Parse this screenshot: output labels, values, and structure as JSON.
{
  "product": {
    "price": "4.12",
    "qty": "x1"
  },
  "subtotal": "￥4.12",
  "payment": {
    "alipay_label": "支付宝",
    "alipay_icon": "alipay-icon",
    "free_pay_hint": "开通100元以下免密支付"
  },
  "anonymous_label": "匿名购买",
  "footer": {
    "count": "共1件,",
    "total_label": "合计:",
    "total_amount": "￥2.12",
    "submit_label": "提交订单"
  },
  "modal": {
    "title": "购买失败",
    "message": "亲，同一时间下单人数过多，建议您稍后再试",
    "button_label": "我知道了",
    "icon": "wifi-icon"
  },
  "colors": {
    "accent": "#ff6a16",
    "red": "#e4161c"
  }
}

_ _ _ _ _ _ _

_Goal of the exercise:_ Copy out each record exactly as given, omitting none.

_Full output:_
Parse this screenshot: output labels, values, and structure as JSON.
{
  "product": {
    "price": "4.12",
    "qty": "x1"
  },
  "subtotal": "￥4.12",
  "payment": {
    "alipay_label": "支付宝",
    "alipay_icon": "alipay-icon",
    "free_pay_hint": "开通100元以下免密支付"
  },
  "anonymous_label": "匿名购买",
  "footer": {
    "count": "共1件,",
    "total_label": "合计:",
    "total_amount": "￥2.12",
    "submit_label": "提交订单"
  },
  "modal": {
    "title": "购买失败",
    "message": "亲，同一时间下单人数过多，建议您稍后再试",
    "button_label": "我知道了",
    "icon": "wifi-icon"
  },
  "colors": {
    "accent": "#ff6a16",
    "red": "#e4161c"
  }
}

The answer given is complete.